**SET PROBLEM:**
Where the data below has the string "учреждениям", return the whole line.

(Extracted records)
┄┄┄┄┄┄┄┄┄┄┄┄┄┄┄┄┄┄┄┄
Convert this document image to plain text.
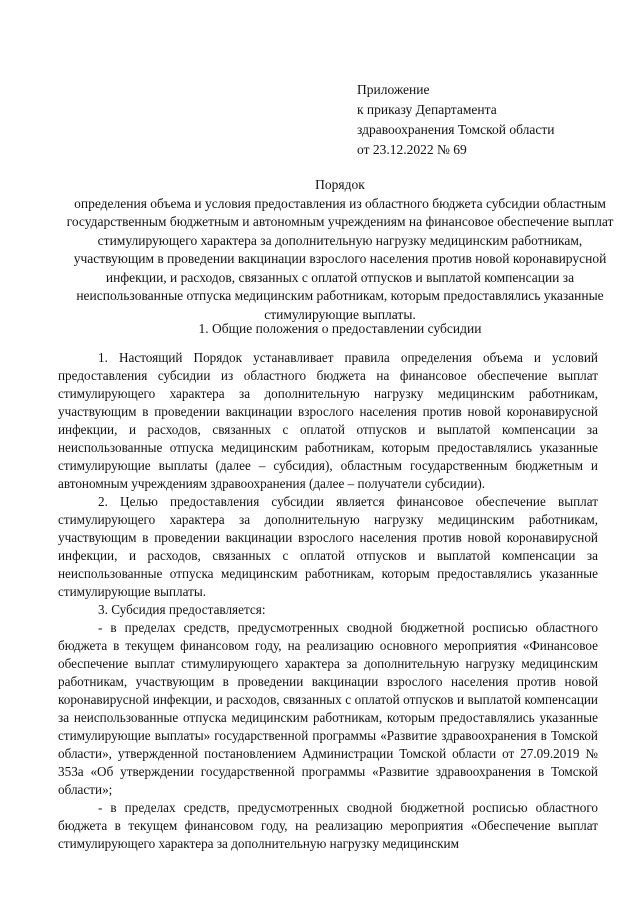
Приложение
к приказу Департамента
здравоохранения Томской области
от 23.12.2022 № 69
Порядок
определения объема и условия предоставления из областного бюджета субсидии областным государственным бюджетным и автономным учреждениям на финансовое обеспечение выплат стимулирующего характера за дополнительную нагрузку медицинским работникам, участвующим в проведении вакцинации взрослого населения против новой коронавирусной инфекции, и расходов, связанных с оплатой отпусков и выплатой компенсации за неиспользованные отпуска медицинским работникам, которым предоставлялись указанные стимулирующие выплаты.
1. Общие положения о предоставлении субсидии

1. Настоящий Порядок устанавливает правила определения объема и условий предоставления субсидии из областного бюджета на финансовое обеспечение выплат стимулирующего характера за дополнительную нагрузку медицинским работникам, участвующим в проведении вакцинации взрослого населения против новой коронавирусной инфекции, и расходов, связанных с оплатой отпусков и выплатой компенсации за неиспользованные отпуска медицинским работникам, которым предоставлялись указанные стимулирующие выплаты (далее – субсидия), областным государственным бюджетным и автономным учреждениям здравоохранения (далее – получатели субсидии).

2. Целью предоставления субсидии является финансовое обеспечение выплат стимулирующего характера за дополнительную нагрузку медицинским работникам, участвующим в проведении вакцинации взрослого населения против новой коронавирусной инфекции, и расходов, связанных с оплатой отпусков и выплатой компенсации за неиспользованные отпуска медицинским работникам, которым предоставлялись указанные стимулирующие выплаты.

3. Субсидия предоставляется:

- в пределах средств, предусмотренных сводной бюджетной росписью областного бюджета в текущем финансовом году, на реализацию основного мероприятия «Финансовое обеспечение выплат стимулирующего характера за дополнительную нагрузку медицинским работникам, участвующим в проведении вакцинации взрослого населения против новой коронавирусной инфекции, и расходов, связанных с оплатой отпусков и выплатой компенсации за неиспользованные отпуска медицинским работникам, которым предоставлялись указанные стимулирующие выплаты» государственной программы «Развитие здравоохранения в Томской области», утвержденной постановлением Администрации Томской области от 27.09.2019 № 353а «Об утверждении государственной программы «Развитие здравоохранения в Томской области»;

- в пределах средств, предусмотренных сводной бюджетной росписью областного бюджета в текущем финансовом году, на реализацию мероприятия «Обеспечение выплат стимулирующего характера за дополнительную нагрузку медицинским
┄┄┄┄┄┄┄┄┄┄┄┄┄┄┄┄┄┄┄┄
**RESPONSE TO THIS EXERCISE:**
определения объема и условия предоставления из областного бюджета субсидии областным государственным бюджетным и автономным учреждениям на финансовое обеспечение выплат стимулирующего характера за дополнительную нагрузку медицинским работникам, участвующим в проведении вакцинации взрослого населения против новой коронавирусной инфекции, и расходов, связанных с оплатой отпусков и выплатой компенсации за неиспользованные отпуска медицинским работникам, которым предоставлялись указанные стимулирующие выплаты.
1. Настоящий Порядок устанавливает правила определения объема и условий предоставления субсидии из областного бюджета на финансовое обеспечение выплат стимулирующего характера за дополнительную нагрузку медицинским работникам, участвующим в проведении вакцинации взрослого населения против новой коронавирусной инфекции, и расходов, связанных с оплатой отпусков и выплатой компенсации за неиспользованные отпуска медицинским работникам, которым предоставлялись указанные стимулирующие выплаты (далее – субсидия), областным государственным бюджетным и автономным учреждениям здравоохранения (далее – получатели субсидии).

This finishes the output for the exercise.